**WHAT IS REQUIRED:** Each entry must appear again exactly as it does in the source.

[Items listed in a dataset]
──────────────────────────────

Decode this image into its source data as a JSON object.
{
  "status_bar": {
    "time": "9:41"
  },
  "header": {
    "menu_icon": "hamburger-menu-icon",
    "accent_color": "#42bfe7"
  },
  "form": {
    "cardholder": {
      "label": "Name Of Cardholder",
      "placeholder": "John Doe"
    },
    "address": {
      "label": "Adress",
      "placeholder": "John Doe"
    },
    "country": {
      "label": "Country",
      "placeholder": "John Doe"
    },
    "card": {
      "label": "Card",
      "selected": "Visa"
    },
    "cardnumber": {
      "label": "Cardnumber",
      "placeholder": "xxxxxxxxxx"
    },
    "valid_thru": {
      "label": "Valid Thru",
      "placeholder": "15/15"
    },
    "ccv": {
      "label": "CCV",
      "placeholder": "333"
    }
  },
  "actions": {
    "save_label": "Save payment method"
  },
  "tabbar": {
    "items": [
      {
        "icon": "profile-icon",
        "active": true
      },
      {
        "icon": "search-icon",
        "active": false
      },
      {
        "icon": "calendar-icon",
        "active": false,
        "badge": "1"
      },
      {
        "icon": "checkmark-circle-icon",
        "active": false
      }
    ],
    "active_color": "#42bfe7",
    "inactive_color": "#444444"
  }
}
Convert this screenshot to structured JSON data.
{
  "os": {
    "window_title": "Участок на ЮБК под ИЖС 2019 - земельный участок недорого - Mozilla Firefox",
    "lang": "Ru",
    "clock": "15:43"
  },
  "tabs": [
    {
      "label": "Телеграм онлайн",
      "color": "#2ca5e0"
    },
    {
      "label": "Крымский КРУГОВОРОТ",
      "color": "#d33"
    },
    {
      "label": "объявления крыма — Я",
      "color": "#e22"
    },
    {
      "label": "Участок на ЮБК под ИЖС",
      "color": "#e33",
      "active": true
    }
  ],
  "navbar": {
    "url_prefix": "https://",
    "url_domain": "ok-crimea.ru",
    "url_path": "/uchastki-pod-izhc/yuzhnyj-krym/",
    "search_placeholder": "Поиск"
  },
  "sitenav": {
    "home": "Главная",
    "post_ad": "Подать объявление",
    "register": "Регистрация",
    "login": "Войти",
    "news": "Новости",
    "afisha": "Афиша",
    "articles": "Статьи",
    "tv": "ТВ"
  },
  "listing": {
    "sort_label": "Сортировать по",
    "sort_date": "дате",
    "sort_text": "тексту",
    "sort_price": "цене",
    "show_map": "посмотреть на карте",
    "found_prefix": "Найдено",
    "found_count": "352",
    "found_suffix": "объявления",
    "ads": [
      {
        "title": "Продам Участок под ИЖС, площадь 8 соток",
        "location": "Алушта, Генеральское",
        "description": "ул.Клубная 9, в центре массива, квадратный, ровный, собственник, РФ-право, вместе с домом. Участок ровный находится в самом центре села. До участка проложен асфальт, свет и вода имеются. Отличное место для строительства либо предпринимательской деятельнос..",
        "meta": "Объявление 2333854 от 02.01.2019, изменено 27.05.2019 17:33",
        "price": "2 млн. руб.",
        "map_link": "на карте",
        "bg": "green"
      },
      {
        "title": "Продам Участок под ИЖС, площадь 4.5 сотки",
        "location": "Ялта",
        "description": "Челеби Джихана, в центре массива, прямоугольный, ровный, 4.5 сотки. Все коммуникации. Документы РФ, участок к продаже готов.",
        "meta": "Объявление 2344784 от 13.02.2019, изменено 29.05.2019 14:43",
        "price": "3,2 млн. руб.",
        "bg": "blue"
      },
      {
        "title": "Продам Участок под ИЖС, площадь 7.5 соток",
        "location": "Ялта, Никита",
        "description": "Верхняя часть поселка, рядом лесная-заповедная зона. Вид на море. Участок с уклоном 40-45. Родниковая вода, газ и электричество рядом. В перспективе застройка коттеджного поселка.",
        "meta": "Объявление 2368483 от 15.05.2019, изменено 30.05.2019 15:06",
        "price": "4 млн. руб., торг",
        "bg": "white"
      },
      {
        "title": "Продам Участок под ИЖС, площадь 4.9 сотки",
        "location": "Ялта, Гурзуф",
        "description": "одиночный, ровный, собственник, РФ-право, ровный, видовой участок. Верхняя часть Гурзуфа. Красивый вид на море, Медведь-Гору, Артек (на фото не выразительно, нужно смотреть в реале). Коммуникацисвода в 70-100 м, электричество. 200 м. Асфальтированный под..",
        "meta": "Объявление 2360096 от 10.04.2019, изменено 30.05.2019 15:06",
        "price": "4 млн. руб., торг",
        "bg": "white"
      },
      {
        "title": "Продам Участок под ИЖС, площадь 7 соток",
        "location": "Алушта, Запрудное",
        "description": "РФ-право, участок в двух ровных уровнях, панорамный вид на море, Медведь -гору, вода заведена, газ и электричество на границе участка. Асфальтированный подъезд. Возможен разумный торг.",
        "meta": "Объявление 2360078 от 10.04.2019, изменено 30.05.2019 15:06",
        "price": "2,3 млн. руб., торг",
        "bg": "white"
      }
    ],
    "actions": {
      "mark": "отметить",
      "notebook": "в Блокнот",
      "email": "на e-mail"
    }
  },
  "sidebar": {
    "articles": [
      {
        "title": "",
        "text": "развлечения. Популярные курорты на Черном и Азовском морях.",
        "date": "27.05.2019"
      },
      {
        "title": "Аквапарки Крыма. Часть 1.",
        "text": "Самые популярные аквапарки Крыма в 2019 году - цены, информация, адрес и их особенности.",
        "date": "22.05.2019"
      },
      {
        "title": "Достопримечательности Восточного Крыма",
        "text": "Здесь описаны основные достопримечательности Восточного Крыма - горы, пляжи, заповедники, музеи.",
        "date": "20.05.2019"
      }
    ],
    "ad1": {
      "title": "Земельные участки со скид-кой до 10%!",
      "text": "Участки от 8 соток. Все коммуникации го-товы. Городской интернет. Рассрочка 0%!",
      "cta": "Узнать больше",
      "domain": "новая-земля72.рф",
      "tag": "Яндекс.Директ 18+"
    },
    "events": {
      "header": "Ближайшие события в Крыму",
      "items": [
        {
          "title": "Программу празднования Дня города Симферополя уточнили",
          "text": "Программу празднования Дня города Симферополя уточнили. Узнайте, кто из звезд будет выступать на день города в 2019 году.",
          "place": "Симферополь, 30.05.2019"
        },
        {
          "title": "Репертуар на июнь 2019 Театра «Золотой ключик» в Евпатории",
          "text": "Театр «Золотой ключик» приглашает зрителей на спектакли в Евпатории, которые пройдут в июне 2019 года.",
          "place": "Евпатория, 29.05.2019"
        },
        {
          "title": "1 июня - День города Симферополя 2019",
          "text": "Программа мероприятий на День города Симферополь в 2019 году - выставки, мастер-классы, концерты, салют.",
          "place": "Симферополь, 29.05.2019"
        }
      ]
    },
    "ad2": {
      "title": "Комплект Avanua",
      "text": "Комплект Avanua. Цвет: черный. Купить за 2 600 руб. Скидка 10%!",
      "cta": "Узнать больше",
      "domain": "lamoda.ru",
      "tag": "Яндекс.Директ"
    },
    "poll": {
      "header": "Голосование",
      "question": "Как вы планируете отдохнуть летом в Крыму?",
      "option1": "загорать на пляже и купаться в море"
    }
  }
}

──────────────────────────────

**OUTPUT OF THE TASK:**
Decode this image into its source data as a JSON object.
{
  "status_bar": {
    "time": "9:41"
  },
  "header": {
    "menu_icon": "hamburger-menu-icon",
    "accent_color": "#42bfe7"
  },
  "form": {
    "cardholder": {
      "label": "Name Of Cardholder",
      "placeholder": "John Doe"
    },
    "address": {
      "label": "Adress",
      "placeholder": "John Doe"
    },
    "country": {
      "label": "Country",
      "placeholder": "John Doe"
    },
    "card": {
      "label": "Card",
      "selected": "Visa"
    },
    "cardnumber": {
      "label": "Cardnumber",
      "placeholder": "xxxxxxxxxx"
    },
    "valid_thru": {
      "label": "Valid Thru",
      "placeholder": "15/15"
    },
    "ccv": {
      "label": "CCV",
      "placeholder": "333"
    }
  },
  "actions": {
    "save_label": "Save payment method"
  },
  "tabbar": {
    "items": [
      {
        "icon": "profile-icon",
        "active": true
      },
      {
        "icon": "search-icon",
        "active": false
      },
      {
        "icon": "calendar-icon",
        "active": false,
        "badge": "1"
      },
      {
        "icon": "checkmark-circle-icon",
        "active": false
      }
    ],
    "active_color": "#42bfe7",
    "inactive_color": "#444444"
  }
}
Convert this screenshot to structured JSON data.
{
  "os": {
    "window_title": "Участок на ЮБК под ИЖС 2019 - земельный участок недорого - Mozilla Firefox",
    "lang": "Ru",
    "clock": "15:43"
  },
  "tabs": [
    {
      "label": "Телеграм онлайн",
      "color": "#2ca5e0"
    },
    {
      "label": "Крымский КРУГОВОРОТ",
      "color": "#d33"
    },
    {
      "label": "объявления крыма — Я",
      "color": "#e22"
    },
    {
      "label": "Участок на ЮБК под ИЖС",
      "color": "#e33",
      "active": true
    }
  ],
  "navbar": {
    "url_prefix": "https://",
    "url_domain": "ok-crimea.ru",
    "url_path": "/uchastki-pod-izhc/yuzhnyj-krym/",
    "search_placeholder": "Поиск"
  },
  "sitenav": {
    "home": "Главная",
    "post_ad": "Подать объявление",
    "register": "Регистрация",
    "login": "Войти",
    "news": "Новости",
    "afisha": "Афиша",
    "articles": "Статьи",
    "tv": "ТВ"
  },
  "listing": {
    "sort_label": "Сортировать по",
    "sort_date": "дате",
    "sort_text": "тексту",
    "sort_price": "цене",
    "show_map": "посмотреть на карте",
    "found_prefix": "Найдено",
    "found_count": "352",
    "found_suffix": "объявления",
    "ads": [
      {
        "title": "Продам Участок под ИЖС, площадь 8 соток",
        "location": "Алушта, Генеральское",
        "description": "ул.Клубная 9, в центре массива, квадратный, ровный, собственник, РФ-право, вместе с домом. Участок ровный находится в самом центре села. До участка проложен асфальт, свет и вода имеются. Отличное место для строительства либо предпринимательской деятельнос..",
        "meta": "Объявление 2333854 от 02.01.2019, изменено 27.05.2019 17:33",
        "price": "2 млн. руб.",
        "map_link": "на карте",
        "bg": "green"
      },
      {
        "title": "Продам Участок под ИЖС, площадь 4.5 сотки",
        "location": "Ялта",
        "description": "Челеби Джихана, в центре массива, прямоугольный, ровный, 4.5 сотки. Все коммуникации. Документы РФ, участок к продаже готов.",
        "meta": "Объявление 2344784 от 13.02.2019, изменено 29.05.2019 14:43",
        "price": "3,2 млн. руб.",
        "bg": "blue"
      },
      {
        "title": "Продам Участок под ИЖС, площадь 7.5 соток",
        "location": "Ялта, Никита",
        "description": "Верхняя часть поселка, рядом лесная-заповедная зона. Вид на море. Участок с уклоном 40-45. Родниковая вода, газ и электричество рядом. В перспективе застройка коттеджного поселка.",
        "meta": "Объявление 2368483 от 15.05.2019, изменено 30.05.2019 15:06",
        "price": "4 млн. руб., торг",
        "bg": "white"
      },
      {
        "title": "Продам Участок под ИЖС, площадь 4.9 сотки",
        "location": "Ялта, Гурзуф",
        "description": "одиночный, ровный, собственник, РФ-право, ровный, видовой участок. Верхняя часть Гурзуфа. Красивый вид на море, Медведь-Гору, Артек (на фото не выразительно, нужно смотреть в реале). Коммуникацисвода в 70-100 м, электричество. 200 м. Асфальтированный под..",
        "meta": "Объявление 2360096 от 10.04.2019, изменено 30.05.2019 15:06",
        "price": "4 млн. руб., торг",
        "bg": "white"
      },
      {
        "title": "Продам Участок под ИЖС, площадь 7 соток",
        "location": "Алушта, Запрудное",
        "description": "РФ-право, участок в двух ровных уровнях, панорамный вид на море, Медведь -гору, вода заведена, газ и электричество на границе участка. Асфальтированный подъезд. Возможен разумный торг.",
        "meta": "Объявление 2360078 от 10.04.2019, изменено 30.05.2019 15:06",
        "price": "2,3 млн. руб., торг",
        "bg": "white"
      }
    ],
    "actions": {
      "mark": "отметить",
      "notebook": "в Блокнот",
      "email": "на e-mail"
    }
  },
  "sidebar": {
    "articles": [
      {
        "title": "",
        "text": "развлечения. Популярные курорты на Черном и Азовском морях.",
        "date": "27.05.2019"
      },
      {
        "title": "Аквапарки Крыма. Часть 1.",
        "text": "Самые популярные аквапарки Крыма в 2019 году - цены, информация, адрес и их особенности.",
        "date": "22.05.2019"
      },
      {
        "title": "Достопримечательности Восточного Крыма",
        "text": "Здесь описаны основные достопримечательности Восточного Крыма - горы, пляжи, заповедники, музеи.",
        "date": "20.05.2019"
      }
    ],
    "ad1": {
      "title": "Земельные участки со скид-кой до 10%!",
      "text": "Участки от 8 соток. Все коммуникации го-товы. Городской интернет. Рассрочка 0%!",
      "cta": "Узнать больше",
      "domain": "новая-земля72.рф",
      "tag": "Яндекс.Директ 18+"
    },
    "events": {
      "header": "Ближайшие события в Крыму",
      "items": [
        {
          "title": "Программу празднования Дня города Симферополя уточнили",
          "text": "Программу празднования Дня города Симферополя уточнили. Узнайте, кто из звезд будет выступать на день города в 2019 году.",
          "place": "Симферополь, 30.05.2019"
        },
        {
          "title": "Репертуар на июнь 2019 Театра «Золотой ключик» в Евпатории",
          "text": "Театр «Золотой ключик» приглашает зрителей на спектакли в Евпатории, которые пройдут в июне 2019 года.",
          "place": "Евпатория, 29.05.2019"
        },
        {
          "title": "1 июня - День города Симферополя 2019",
          "text": "Программа мероприятий на День города Симферополь в 2019 году - выставки, мастер-классы, концерты, салют.",
          "place": "Симферополь, 29.05.2019"
        }
      ]
    },
    "ad2": {
      "title": "Комплект Avanua",
      "text": "Комплект Avanua. Цвет: черный. Купить за 2 600 руб. Скидка 10%!",
      "cta": "Узнать больше",
      "domain": "lamoda.ru",
      "tag": "Яндекс.Директ"
    },
    "poll": {
      "header": "Голосование",
      "question": "Как вы планируете отдохнуть летом в Крыму?",
      "option1": "загорать на пляже и купаться в море"
    }
  }
}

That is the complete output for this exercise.